- [Provided material]
---------------

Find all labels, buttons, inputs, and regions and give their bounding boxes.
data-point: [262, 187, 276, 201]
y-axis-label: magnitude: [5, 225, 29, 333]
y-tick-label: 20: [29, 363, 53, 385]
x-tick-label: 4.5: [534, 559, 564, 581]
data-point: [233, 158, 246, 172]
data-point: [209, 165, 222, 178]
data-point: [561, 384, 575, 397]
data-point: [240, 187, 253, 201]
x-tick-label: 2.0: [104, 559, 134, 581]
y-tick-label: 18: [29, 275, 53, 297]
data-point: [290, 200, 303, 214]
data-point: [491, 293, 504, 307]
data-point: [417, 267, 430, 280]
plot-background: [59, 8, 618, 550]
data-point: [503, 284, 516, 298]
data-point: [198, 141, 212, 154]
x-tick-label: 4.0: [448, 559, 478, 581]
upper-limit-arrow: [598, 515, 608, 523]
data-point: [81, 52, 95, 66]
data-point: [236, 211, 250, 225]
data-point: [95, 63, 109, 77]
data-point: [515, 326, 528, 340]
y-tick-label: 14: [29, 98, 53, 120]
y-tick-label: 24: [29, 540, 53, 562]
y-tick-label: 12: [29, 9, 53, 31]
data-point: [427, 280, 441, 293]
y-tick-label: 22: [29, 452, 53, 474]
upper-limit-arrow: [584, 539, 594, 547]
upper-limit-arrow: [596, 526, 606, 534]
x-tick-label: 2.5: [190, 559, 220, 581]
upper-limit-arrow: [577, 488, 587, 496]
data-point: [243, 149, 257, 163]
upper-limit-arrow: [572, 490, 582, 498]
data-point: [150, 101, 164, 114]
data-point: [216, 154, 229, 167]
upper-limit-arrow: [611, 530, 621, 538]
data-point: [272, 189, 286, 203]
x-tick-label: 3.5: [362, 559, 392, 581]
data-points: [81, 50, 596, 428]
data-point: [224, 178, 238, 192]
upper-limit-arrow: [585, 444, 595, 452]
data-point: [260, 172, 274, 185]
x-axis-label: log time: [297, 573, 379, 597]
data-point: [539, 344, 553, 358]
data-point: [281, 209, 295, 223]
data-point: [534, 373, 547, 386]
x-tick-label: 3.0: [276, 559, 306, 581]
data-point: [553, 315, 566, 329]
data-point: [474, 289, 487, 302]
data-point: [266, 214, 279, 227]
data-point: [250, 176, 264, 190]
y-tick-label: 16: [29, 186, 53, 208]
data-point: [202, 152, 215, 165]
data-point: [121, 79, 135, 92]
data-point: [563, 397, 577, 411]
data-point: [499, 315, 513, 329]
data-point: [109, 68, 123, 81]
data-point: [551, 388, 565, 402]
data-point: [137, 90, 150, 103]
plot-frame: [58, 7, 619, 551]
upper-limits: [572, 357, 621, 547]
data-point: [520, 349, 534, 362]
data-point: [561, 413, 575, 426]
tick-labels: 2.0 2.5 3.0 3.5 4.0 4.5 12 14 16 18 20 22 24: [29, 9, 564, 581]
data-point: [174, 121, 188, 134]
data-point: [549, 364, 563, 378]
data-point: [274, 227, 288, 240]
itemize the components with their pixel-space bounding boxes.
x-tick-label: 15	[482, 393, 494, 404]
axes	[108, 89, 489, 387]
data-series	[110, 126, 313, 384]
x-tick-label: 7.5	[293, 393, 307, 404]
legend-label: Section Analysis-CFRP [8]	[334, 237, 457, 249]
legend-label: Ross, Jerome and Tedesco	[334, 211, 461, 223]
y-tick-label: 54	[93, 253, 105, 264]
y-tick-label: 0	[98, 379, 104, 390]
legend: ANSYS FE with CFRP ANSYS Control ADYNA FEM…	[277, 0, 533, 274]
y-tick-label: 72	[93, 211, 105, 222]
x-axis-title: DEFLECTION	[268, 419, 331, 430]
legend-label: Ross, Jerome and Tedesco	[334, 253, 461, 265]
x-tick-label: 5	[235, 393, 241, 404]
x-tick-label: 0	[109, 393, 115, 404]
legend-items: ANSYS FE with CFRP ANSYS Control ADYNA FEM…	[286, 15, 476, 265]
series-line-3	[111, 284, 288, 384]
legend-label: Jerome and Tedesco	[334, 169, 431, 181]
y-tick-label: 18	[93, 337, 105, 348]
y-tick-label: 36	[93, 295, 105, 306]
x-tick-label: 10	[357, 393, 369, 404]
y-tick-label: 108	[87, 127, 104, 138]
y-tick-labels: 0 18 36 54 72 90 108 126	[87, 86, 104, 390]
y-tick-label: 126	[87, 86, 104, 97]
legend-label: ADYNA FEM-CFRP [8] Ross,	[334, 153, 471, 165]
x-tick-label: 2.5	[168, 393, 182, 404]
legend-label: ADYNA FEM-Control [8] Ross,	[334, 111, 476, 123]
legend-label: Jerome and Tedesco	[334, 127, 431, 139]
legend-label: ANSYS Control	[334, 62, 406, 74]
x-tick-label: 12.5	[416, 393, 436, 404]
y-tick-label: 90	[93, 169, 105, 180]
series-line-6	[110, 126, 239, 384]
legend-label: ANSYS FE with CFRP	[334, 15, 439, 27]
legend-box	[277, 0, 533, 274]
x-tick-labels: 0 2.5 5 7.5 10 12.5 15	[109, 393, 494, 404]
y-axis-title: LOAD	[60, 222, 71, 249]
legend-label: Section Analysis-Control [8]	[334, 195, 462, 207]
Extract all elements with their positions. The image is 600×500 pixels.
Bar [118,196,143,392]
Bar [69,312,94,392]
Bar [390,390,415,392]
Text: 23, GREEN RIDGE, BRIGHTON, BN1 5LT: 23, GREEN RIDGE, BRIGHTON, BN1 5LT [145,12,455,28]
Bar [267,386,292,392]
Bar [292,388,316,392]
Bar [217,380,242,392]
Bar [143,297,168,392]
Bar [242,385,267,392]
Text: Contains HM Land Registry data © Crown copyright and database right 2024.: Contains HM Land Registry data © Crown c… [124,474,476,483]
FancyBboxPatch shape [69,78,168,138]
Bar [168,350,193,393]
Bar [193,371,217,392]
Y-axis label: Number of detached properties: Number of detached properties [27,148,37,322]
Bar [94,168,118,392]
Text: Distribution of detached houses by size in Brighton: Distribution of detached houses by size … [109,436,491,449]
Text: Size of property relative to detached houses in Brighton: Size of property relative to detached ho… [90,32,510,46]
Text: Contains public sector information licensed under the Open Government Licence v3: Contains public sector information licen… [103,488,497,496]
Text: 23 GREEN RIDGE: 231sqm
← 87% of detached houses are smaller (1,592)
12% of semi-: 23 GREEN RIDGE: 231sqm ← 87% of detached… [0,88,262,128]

---------------

- [Objective]
Pull out every line in the rows above that contains the string "Analysis".

- [Solution to this exercise]
legend-label: Section Analysis-CFRP [8]	[334, 237, 457, 249]
legend-label: Section Analysis-Control [8]	[334, 195, 462, 207]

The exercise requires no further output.